## Description of the task
List each line of the data that holds the word "salario".
**** The records ****
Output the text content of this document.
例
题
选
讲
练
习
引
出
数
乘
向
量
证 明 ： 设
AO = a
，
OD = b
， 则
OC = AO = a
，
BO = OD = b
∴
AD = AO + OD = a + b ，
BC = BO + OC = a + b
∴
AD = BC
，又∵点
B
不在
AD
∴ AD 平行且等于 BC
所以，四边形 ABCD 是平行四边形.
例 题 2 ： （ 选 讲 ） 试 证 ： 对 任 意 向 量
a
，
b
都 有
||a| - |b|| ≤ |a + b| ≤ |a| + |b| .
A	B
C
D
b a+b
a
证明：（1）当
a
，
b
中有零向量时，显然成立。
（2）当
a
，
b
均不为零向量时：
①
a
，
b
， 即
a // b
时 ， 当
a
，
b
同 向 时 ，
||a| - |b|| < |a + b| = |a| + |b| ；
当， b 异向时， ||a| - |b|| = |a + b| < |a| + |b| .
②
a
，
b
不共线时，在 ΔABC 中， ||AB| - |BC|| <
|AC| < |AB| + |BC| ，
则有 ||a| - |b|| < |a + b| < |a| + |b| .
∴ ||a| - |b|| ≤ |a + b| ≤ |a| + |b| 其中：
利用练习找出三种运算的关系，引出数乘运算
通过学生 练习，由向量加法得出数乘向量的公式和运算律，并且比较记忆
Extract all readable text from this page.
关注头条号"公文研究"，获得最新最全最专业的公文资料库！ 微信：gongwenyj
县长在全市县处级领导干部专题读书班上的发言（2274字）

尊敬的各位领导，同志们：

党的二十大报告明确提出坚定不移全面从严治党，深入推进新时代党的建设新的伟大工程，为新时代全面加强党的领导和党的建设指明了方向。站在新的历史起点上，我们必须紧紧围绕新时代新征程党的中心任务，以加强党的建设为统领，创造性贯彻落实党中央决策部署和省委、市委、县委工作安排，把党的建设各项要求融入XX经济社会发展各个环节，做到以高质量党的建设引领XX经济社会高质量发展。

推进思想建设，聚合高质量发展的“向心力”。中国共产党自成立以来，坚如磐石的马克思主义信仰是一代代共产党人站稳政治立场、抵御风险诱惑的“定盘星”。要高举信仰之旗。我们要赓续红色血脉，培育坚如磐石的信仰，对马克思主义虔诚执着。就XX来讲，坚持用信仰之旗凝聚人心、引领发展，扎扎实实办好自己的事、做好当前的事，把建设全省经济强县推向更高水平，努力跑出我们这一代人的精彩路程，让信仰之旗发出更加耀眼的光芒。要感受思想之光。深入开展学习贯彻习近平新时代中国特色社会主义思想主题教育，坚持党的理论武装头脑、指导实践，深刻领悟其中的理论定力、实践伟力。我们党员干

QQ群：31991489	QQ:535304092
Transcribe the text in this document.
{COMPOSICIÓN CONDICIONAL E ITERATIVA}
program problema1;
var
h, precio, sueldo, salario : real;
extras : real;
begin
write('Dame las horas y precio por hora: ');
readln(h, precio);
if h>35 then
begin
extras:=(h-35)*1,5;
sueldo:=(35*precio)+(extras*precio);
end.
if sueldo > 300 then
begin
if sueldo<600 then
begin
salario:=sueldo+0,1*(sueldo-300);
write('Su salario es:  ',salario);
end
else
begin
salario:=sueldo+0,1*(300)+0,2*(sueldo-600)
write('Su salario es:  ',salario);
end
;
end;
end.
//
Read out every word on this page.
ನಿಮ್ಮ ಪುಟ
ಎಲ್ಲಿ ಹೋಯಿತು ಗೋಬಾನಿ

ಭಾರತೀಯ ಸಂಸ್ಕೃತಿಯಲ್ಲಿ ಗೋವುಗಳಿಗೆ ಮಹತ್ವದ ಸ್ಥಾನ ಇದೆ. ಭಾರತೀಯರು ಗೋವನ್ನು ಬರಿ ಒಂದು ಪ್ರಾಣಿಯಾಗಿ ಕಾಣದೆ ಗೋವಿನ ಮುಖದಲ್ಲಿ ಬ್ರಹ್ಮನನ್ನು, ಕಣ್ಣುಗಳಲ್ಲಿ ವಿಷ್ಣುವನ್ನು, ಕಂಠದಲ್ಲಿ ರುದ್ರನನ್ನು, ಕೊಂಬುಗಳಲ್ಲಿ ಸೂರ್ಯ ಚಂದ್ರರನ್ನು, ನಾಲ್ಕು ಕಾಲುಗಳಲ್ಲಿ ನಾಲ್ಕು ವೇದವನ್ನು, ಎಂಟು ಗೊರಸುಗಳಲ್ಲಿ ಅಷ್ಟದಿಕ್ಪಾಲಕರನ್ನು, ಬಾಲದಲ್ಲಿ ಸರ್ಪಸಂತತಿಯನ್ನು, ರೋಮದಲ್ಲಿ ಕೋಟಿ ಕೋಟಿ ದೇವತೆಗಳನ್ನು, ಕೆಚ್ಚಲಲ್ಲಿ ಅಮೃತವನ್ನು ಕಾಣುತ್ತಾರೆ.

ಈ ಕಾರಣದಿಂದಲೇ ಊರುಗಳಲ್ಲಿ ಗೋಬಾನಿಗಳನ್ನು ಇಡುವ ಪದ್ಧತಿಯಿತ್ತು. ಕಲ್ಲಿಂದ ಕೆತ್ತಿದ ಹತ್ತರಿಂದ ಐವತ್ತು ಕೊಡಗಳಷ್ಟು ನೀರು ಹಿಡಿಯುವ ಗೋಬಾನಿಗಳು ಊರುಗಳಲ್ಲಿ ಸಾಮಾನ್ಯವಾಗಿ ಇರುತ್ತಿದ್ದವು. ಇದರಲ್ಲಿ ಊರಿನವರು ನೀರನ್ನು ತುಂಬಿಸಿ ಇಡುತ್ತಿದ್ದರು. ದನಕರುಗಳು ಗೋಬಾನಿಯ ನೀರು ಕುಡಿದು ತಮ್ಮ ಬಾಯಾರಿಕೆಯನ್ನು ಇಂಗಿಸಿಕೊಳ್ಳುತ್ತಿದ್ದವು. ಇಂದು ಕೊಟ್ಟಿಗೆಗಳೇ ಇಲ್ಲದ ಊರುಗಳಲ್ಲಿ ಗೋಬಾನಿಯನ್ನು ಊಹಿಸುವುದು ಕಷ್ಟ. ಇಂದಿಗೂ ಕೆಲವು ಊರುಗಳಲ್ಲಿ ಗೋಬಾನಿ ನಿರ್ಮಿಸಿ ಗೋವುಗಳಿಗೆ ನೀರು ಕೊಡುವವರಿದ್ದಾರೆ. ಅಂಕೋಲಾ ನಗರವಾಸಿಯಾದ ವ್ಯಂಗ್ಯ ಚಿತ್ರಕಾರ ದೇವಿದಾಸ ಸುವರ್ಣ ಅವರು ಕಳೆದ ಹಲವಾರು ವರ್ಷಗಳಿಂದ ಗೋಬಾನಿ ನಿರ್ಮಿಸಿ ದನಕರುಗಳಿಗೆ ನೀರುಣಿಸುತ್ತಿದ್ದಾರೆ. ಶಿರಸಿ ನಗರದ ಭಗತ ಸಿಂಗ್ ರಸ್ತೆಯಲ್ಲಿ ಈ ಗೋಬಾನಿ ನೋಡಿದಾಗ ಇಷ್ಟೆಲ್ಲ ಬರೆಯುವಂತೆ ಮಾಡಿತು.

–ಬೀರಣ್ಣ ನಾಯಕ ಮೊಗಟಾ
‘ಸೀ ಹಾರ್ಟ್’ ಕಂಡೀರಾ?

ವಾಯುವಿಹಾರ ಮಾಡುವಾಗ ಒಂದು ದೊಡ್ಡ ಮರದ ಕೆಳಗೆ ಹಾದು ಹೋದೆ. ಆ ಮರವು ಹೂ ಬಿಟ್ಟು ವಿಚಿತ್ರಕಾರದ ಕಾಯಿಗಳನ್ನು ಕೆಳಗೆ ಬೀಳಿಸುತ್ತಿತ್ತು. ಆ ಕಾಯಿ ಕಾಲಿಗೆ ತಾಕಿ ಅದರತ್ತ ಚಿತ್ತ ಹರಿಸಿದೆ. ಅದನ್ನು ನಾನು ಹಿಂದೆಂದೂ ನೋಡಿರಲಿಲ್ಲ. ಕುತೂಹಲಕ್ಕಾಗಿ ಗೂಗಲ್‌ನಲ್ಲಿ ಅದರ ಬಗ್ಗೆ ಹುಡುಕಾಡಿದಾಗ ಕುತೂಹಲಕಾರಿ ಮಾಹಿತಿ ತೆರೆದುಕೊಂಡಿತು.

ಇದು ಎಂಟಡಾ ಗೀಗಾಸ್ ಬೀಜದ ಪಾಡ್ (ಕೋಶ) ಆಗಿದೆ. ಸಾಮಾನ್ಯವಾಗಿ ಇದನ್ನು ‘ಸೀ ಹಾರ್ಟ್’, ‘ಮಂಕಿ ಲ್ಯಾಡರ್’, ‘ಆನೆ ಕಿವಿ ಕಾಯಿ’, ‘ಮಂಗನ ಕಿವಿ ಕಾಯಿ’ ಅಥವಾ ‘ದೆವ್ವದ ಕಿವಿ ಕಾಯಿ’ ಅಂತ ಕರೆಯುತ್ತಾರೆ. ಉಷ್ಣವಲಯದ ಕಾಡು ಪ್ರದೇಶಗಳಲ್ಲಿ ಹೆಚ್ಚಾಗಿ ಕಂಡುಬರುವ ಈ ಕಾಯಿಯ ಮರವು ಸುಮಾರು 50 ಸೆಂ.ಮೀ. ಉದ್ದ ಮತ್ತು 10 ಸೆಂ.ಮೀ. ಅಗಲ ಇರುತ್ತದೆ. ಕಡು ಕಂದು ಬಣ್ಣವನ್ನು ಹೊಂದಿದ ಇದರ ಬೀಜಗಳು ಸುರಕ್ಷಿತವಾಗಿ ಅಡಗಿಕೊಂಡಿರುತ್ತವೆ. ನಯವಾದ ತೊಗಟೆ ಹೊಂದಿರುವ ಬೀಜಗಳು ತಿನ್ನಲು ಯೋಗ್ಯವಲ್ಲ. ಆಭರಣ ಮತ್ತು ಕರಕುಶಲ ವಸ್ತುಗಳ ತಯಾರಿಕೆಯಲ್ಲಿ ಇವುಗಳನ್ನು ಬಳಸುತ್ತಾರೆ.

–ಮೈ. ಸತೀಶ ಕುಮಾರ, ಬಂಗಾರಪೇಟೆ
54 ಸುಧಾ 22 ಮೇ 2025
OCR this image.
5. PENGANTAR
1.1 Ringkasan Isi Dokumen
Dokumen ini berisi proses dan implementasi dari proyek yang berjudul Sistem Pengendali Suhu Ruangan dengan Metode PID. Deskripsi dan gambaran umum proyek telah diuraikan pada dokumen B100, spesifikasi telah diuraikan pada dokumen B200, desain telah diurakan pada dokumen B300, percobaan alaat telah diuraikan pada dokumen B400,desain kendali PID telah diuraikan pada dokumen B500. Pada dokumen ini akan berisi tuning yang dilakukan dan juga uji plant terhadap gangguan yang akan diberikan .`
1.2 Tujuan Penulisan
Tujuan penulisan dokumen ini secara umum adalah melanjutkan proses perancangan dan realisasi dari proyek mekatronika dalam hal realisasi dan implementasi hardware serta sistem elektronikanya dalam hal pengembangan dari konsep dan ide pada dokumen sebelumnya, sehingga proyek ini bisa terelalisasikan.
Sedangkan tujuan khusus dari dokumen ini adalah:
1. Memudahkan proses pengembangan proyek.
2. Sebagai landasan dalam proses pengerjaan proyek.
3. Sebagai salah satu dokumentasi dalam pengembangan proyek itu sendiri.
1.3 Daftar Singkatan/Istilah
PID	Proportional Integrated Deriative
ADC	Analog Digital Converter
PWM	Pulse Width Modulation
****
## Task response
h, precio, sueldo, salario : real;
salario:=sueldo+0,1*(sueldo-300);
write('Su salario es:  ',salario);
salario:=sueldo+0,1*(300)+0,2*(sueldo-600)
write('Su salario es:  ',salario);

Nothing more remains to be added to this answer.